━━━━━ Dataset extract

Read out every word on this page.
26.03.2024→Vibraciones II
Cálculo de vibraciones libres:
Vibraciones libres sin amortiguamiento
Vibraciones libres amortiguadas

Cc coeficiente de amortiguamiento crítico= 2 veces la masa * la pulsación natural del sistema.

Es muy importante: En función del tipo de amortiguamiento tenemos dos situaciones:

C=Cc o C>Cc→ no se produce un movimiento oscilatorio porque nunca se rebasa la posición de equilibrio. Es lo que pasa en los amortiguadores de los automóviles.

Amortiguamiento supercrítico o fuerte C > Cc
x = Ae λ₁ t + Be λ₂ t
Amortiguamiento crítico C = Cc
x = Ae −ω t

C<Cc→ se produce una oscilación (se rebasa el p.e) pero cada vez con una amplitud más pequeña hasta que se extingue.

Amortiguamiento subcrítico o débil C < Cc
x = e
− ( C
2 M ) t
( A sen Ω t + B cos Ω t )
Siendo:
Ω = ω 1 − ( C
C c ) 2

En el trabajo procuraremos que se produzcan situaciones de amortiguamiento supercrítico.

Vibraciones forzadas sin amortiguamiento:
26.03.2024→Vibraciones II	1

━━━━━━━━━━

§ **Requirements**: Write out every record verbatim.

§ **Solution to this exercise**:
Read out every word on this page.
26.03.2024→Vibraciones II
Cálculo de vibraciones libres:
Vibraciones libres sin amortiguamiento
Vibraciones libres amortiguadas

Cc coeficiente de amortiguamiento crítico= 2 veces la masa * la pulsación natural del sistema.

Es muy importante: En función del tipo de amortiguamiento tenemos dos situaciones:

C=Cc o C>Cc→ no se produce un movimiento oscilatorio porque nunca se rebasa la posición de equilibrio. Es lo que pasa en los amortiguadores de los automóviles.

Amortiguamiento supercrítico o fuerte C > Cc
x = Ae λ₁ t + Be λ₂ t
Amortiguamiento crítico C = Cc
x = Ae −ω t

C<Cc→ se produce una oscilación (se rebasa el p.e) pero cada vez con una amplitud más pequeña hasta que se extingue.

Amortiguamiento subcrítico o débil C < Cc
x = e
− ( C
2 M ) t
( A sen Ω t + B cos Ω t )
Siendo:
Ω = ω 1 − ( C
C c ) 2

En el trabajo procuraremos que se produzcan situaciones de amortiguamiento supercrítico.

Vibraciones forzadas sin amortiguamiento:
26.03.2024→Vibraciones II	1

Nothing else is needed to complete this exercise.